Data records:
----

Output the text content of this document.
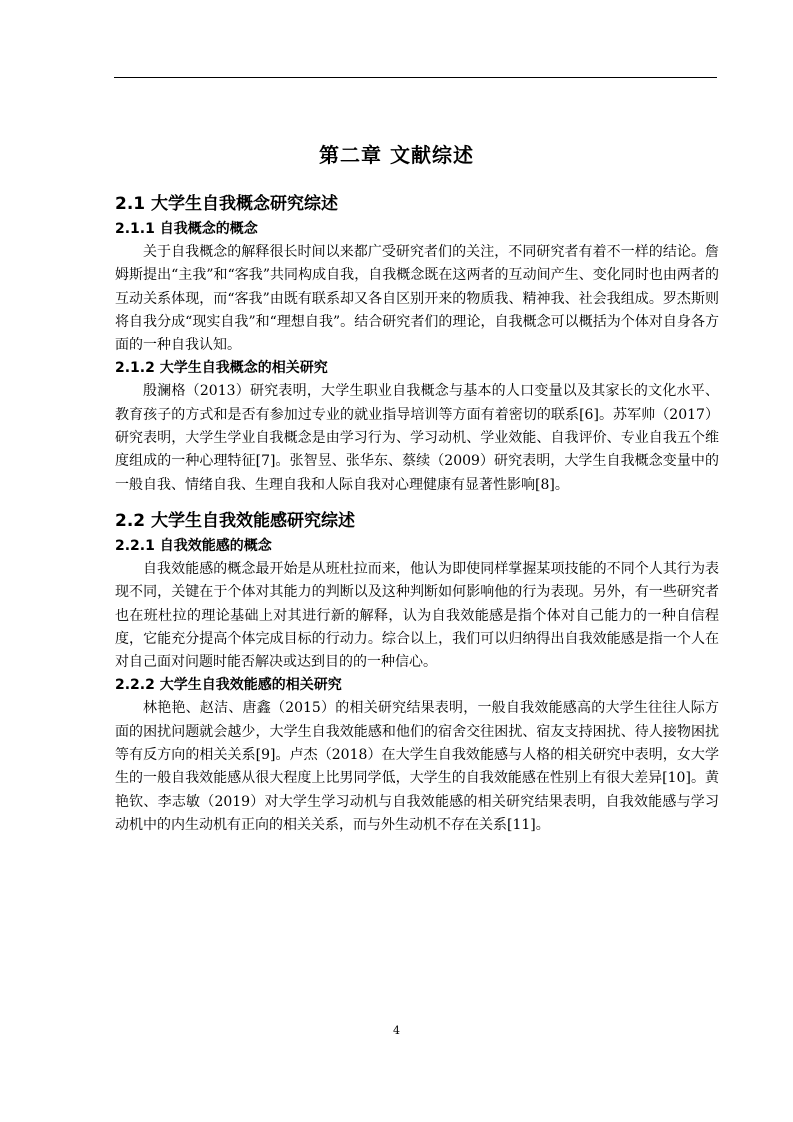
第二章 文献综述
2.1 大学生自我概念研究综述
2.1.1 自我概念的概念

关于自我概念的解释很长时间以来都广受研究者们的关注，不同研究者有着不一样的结论。詹姆斯提出“主我”和“客我”共同构成自我，自我概念既在这两者的互动间产生、变化同时也由两者的互动关系体现，而“客我”由既有联系却又各自区别开来的物质我、精神我、社会我组成。罗杰斯则将自我分成“现实自我”和“理想自我”。结合研究者们的理论，自我概念可以概括为个体对自身各方面的一种自我认知。

2.1.2 大学生自我概念的相关研究

殷澜格（2013）研究表明，大学生职业自我概念与基本的人口变量以及其家长的文化水平、教育孩子的方式和是否有参加过专业的就业指导培训等方面有着密切的联系[6]。苏军帅（2017）研究表明，大学生学业自我概念是由学习行为、学习动机、学业效能、自我评价、专业自我五个维度组成的一种心理特征[7]。张智昱、张华东、蔡续（2009）研究表明，大学生自我概念变量中的一般自我、情绪自我、生理自我和人际自我对心理健康有显著性影响[8]。

2.2 大学生自我效能感研究综述
2.2.1 自我效能感的概念

自我效能感的概念最开始是从班杜拉而来，他认为即使同样掌握某项技能的不同个人其行为表现不同，关键在于个体对其能力的判断以及这种判断如何影响他的行为表现。另外，有一些研究者也在班杜拉的理论基础上对其进行新的解释，认为自我效能感是指个体对自己能力的一种自信程度，它能充分提高个体完成目标的行动力。综合以上，我们可以归纳得出自我效能感是指一个人在对自己面对问题时能否解决或达到目的的一种信心。

2.2.2 大学生自我效能感的相关研究

林艳艳、赵洁、唐鑫（2015）的相关研究结果表明，一般自我效能感高的大学生往往人际方面的困扰问题就会越少，大学生自我效能感和他们的宿舍交往困扰、宿友支持困扰、待人接物困扰等有反方向的相关关系[9]。卢杰（2018）在大学生自我效能感与人格的相关研究中表明，女大学生的一般自我效能感从很大程度上比男同学低，大学生的自我效能感在性别上有很大差异[10]。黄艳钦、李志敏（2019）对大学生学习动机与自我效能感的相关研究结果表明，自我效能感与学习动机中的内生动机有正向的相关关系，而与外生动机不存在关系[11]。

4
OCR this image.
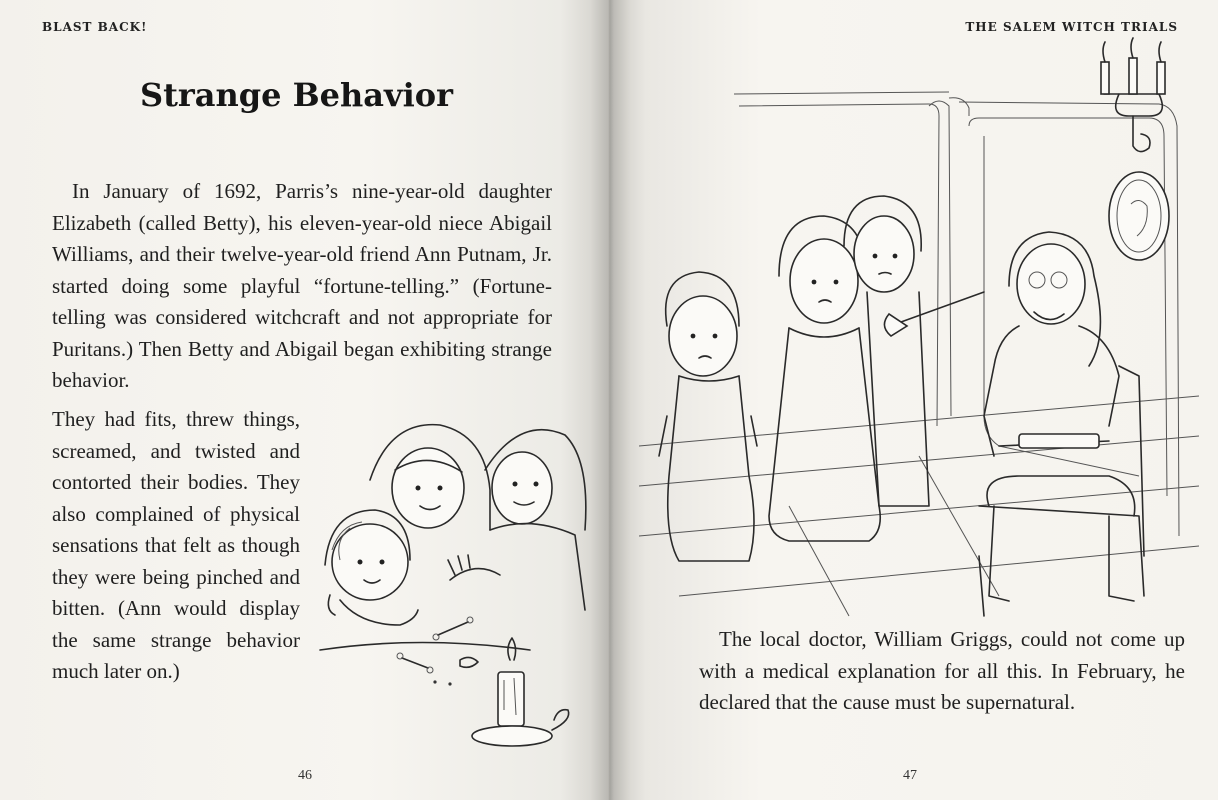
BLAST BACK!
Strange Behavior
In January of 1692, Parris’s nine-year-old daughter Elizabeth (called Betty), his eleven-year-old niece Abigail Williams, and their twelve-year-old friend Ann Putnam, Jr. started doing some playful “fortune-telling.” (Fortune-telling was considered witchcraft and not appropriate for Puritans.) Then Betty and Abigail began exhibiting strange behavior.
They had fits, threw things, screamed, and twisted and contorted their bodies. They also complained of physical sensations that felt as though they were being pinched and bitten. (Ann would display the same strange behavior much later on.)
46
THE SALEM WITCH TRIALS
The local doctor, William Griggs, could not come up with a medical explanation for all this. In February, he declared that the cause must be supernatural.
47
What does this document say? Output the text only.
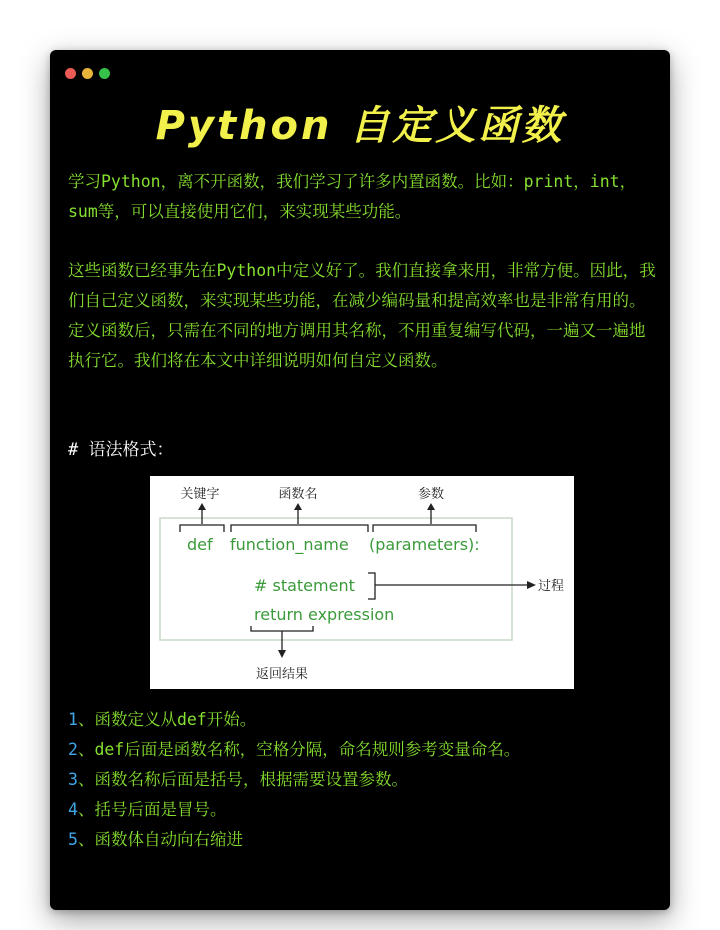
Python 自定义函数

学习Python，离不开函数，我们学习了许多内置函数。比如：print，int，sum等，可以直接使用它们，来实现某些功能。

这些函数已经事先在Python中定义好了。我们直接拿来用，非常方便。因此，我们自己定义函数，来实现某些功能，在减少编码量和提高效率也是非常有用的。定义函数后，只需在不同的地方调用其名称，不用重复编写代码，一遍又一遍地执行它。我们将在本文中详细说明如何自定义函数。

# 语法格式：
关键字	函数名	参数
def function_name (parameters):
# statement
return expression
过程
返回结果
1、函数定义从def开始。
2、def后面是函数名称，空格分隔，命名规则参考变量命名。
3、函数名称后面是括号，根据需要设置参数。
4、括号后面是冒号。
5、函数体自动向右缩进
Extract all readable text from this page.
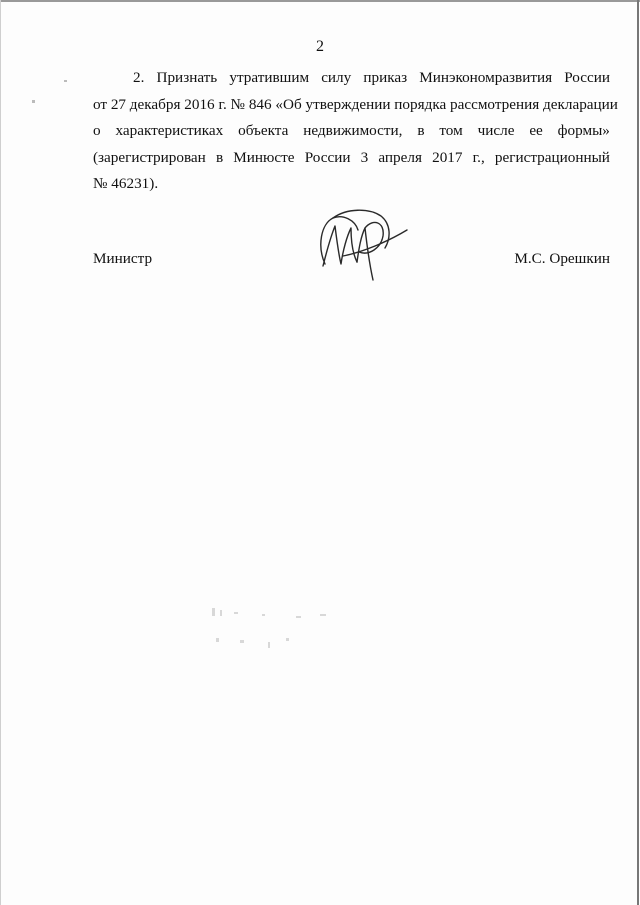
2
2. Признать утратившим силу приказ Минэкономразвития России
от 27 декабря 2016 г. № 846 «Об утверждении порядка рассмотрения декларации
о характеристиках объекта недвижимости, в том числе ее формы»
(зарегистрирован в Минюсте России 3 апреля 2017 г., регистрационный
№ 46231).
Министр	М.С. Орешкин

----

Reproduce the material word for word, minus the images.

RESULT FOR THIS EXERCISE:
Output the text content of this document.
第二章 文献综述
2.1 大学生自我概念研究综述
2.1.1 自我概念的概念

关于自我概念的解释很长时间以来都广受研究者们的关注，不同研究者有着不一样的结论。詹姆斯提出“主我”和“客我”共同构成自我，自我概念既在这两者的互动间产生、变化同时也由两者的互动关系体现，而“客我”由既有联系却又各自区别开来的物质我、精神我、社会我组成。罗杰斯则将自我分成“现实自我”和“理想自我”。结合研究者们的理论，自我概念可以概括为个体对自身各方面的一种自我认知。

2.1.2 大学生自我概念的相关研究

殷澜格（2013）研究表明，大学生职业自我概念与基本的人口变量以及其家长的文化水平、教育孩子的方式和是否有参加过专业的就业指导培训等方面有着密切的联系[6]。苏军帅（2017）研究表明，大学生学业自我概念是由学习行为、学习动机、学业效能、自我评价、专业自我五个维度组成的一种心理特征[7]。张智昱、张华东、蔡续（2009）研究表明，大学生自我概念变量中的一般自我、情绪自我、生理自我和人际自我对心理健康有显著性影响[8]。

2.2 大学生自我效能感研究综述
2.2.1 自我效能感的概念

自我效能感的概念最开始是从班杜拉而来，他认为即使同样掌握某项技能的不同个人其行为表现不同，关键在于个体对其能力的判断以及这种判断如何影响他的行为表现。另外，有一些研究者也在班杜拉的理论基础上对其进行新的解释，认为自我效能感是指个体对自己能力的一种自信程度，它能充分提高个体完成目标的行动力。综合以上，我们可以归纳得出自我效能感是指一个人在对自己面对问题时能否解决或达到目的的一种信心。

2.2.2 大学生自我效能感的相关研究

林艳艳、赵洁、唐鑫（2015）的相关研究结果表明，一般自我效能感高的大学生往往人际方面的困扰问题就会越少，大学生自我效能感和他们的宿舍交往困扰、宿友支持困扰、待人接物困扰等有反方向的相关关系[9]。卢杰（2018）在大学生自我效能感与人格的相关研究中表明，女大学生的一般自我效能感从很大程度上比男同学低，大学生的自我效能感在性别上有很大差异[10]。黄艳钦、李志敏（2019）对大学生学习动机与自我效能感的相关研究结果表明，自我效能感与学习动机中的内生动机有正向的相关关系，而与外生动机不存在关系[11]。

4
OCR this image.
BLAST BACK!
Strange Behavior
In January of 1692, Parris’s nine-year-old daughter Elizabeth (called Betty), his eleven-year-old niece Abigail Williams, and their twelve-year-old friend Ann Putnam, Jr. started doing some playful “fortune-telling.” (Fortune-telling was considered witchcraft and not appropriate for Puritans.) Then Betty and Abigail began exhibiting strange behavior.
They had fits, threw things, screamed, and twisted and contorted their bodies. They also complained of physical sensations that felt as though they were being pinched and bitten. (Ann would display the same strange behavior much later on.)
46
THE SALEM WITCH TRIALS
The local doctor, William Griggs, could not come up with a medical explanation for all this. In February, he declared that the cause must be supernatural.
47
What does this document say? Output the text only.
Python 自定义函数

学习Python，离不开函数，我们学习了许多内置函数。比如：print，int，sum等，可以直接使用它们，来实现某些功能。

这些函数已经事先在Python中定义好了。我们直接拿来用，非常方便。因此，我们自己定义函数，来实现某些功能，在减少编码量和提高效率也是非常有用的。定义函数后，只需在不同的地方调用其名称，不用重复编写代码，一遍又一遍地执行它。我们将在本文中详细说明如何自定义函数。

# 语法格式：
关键字	函数名	参数
def function_name (parameters):
# statement
return expression
过程
返回结果
1、函数定义从def开始。
2、def后面是函数名称，空格分隔，命名规则参考变量命名。
3、函数名称后面是括号，根据需要设置参数。
4、括号后面是冒号。
5、函数体自动向右缩进
Extract all readable text from this page.
2
2. Признать утратившим силу приказ Минэкономразвития России
от 27 декабря 2016 г. № 846 «Об утверждении порядка рассмотрения декларации
о характеристиках объекта недвижимости, в том числе ее формы»
(зарегистрирован в Минюсте России 3 апреля 2017 г., регистрационный
№ 46231).
Министр	М.С. Орешкин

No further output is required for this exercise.